» WORK TO COMPLETE:
Copy out each line below exactly as it appears.

» STORED ROWS:
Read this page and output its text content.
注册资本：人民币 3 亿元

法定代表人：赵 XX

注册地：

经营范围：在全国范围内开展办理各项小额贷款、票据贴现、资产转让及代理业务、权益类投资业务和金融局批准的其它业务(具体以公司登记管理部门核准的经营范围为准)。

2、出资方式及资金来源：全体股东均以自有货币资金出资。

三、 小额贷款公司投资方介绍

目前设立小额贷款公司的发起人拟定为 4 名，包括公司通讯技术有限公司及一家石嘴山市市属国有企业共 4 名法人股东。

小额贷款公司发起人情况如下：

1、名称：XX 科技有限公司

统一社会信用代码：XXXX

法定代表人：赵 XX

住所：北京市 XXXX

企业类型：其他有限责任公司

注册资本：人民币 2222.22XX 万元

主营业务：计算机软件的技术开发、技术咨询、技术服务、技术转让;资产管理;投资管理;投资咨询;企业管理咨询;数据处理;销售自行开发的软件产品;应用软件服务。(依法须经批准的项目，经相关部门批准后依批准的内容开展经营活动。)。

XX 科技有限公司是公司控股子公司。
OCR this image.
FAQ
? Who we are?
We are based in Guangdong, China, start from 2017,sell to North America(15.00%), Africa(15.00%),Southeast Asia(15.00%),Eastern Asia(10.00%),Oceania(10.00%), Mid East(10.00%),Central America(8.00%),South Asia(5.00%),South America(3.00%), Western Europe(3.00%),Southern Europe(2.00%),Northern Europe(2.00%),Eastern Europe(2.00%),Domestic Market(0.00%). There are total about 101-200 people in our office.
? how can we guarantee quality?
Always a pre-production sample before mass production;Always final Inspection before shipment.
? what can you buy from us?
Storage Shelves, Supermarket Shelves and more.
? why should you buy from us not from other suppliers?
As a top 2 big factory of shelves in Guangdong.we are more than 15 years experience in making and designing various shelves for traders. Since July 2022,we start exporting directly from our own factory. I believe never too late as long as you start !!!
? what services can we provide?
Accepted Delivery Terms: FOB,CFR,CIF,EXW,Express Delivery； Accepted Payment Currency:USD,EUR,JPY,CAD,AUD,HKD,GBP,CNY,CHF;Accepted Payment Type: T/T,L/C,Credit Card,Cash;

» OUTPUT OF THE TASK:
Read this page and output its text content.
注册资本：人民币 3 亿元

法定代表人：赵 XX

注册地：

经营范围：在全国范围内开展办理各项小额贷款、票据贴现、资产转让及代理业务、权益类投资业务和金融局批准的其它业务(具体以公司登记管理部门核准的经营范围为准)。

2、出资方式及资金来源：全体股东均以自有货币资金出资。

三、 小额贷款公司投资方介绍

目前设立小额贷款公司的发起人拟定为 4 名，包括公司通讯技术有限公司及一家石嘴山市市属国有企业共 4 名法人股东。

小额贷款公司发起人情况如下：

1、名称：XX 科技有限公司

统一社会信用代码：XXXX

法定代表人：赵 XX

住所：北京市 XXXX

企业类型：其他有限责任公司

注册资本：人民币 2222.22XX 万元

主营业务：计算机软件的技术开发、技术咨询、技术服务、技术转让;资产管理;投资管理;投资咨询;企业管理咨询;数据处理;销售自行开发的软件产品;应用软件服务。(依法须经批准的项目，经相关部门批准后依批准的内容开展经营活动。)。

XX 科技有限公司是公司控股子公司。
OCR this image.
FAQ
? Who we are?
We are based in Guangdong, China, start from 2017,sell to North America(15.00%), Africa(15.00%),Southeast Asia(15.00%),Eastern Asia(10.00%),Oceania(10.00%), Mid East(10.00%),Central America(8.00%),South Asia(5.00%),South America(3.00%), Western Europe(3.00%),Southern Europe(2.00%),Northern Europe(2.00%),Eastern Europe(2.00%),Domestic Market(0.00%). There are total about 101-200 people in our office.
? how can we guarantee quality?
Always a pre-production sample before mass production;Always final Inspection before shipment.
? what can you buy from us?
Storage Shelves, Supermarket Shelves and more.
? why should you buy from us not from other suppliers?
As a top 2 big factory of shelves in Guangdong.we are more than 15 years experience in making and designing various shelves for traders. Since July 2022,we start exporting directly from our own factory. I believe never too late as long as you start !!!
? what services can we provide?
Accepted Delivery Terms: FOB,CFR,CIF,EXW,Express Delivery； Accepted Payment Currency:USD,EUR,JPY,CAD,AUD,HKD,GBP,CNY,CHF;Accepted Payment Type: T/T,L/C,Credit Card,Cash;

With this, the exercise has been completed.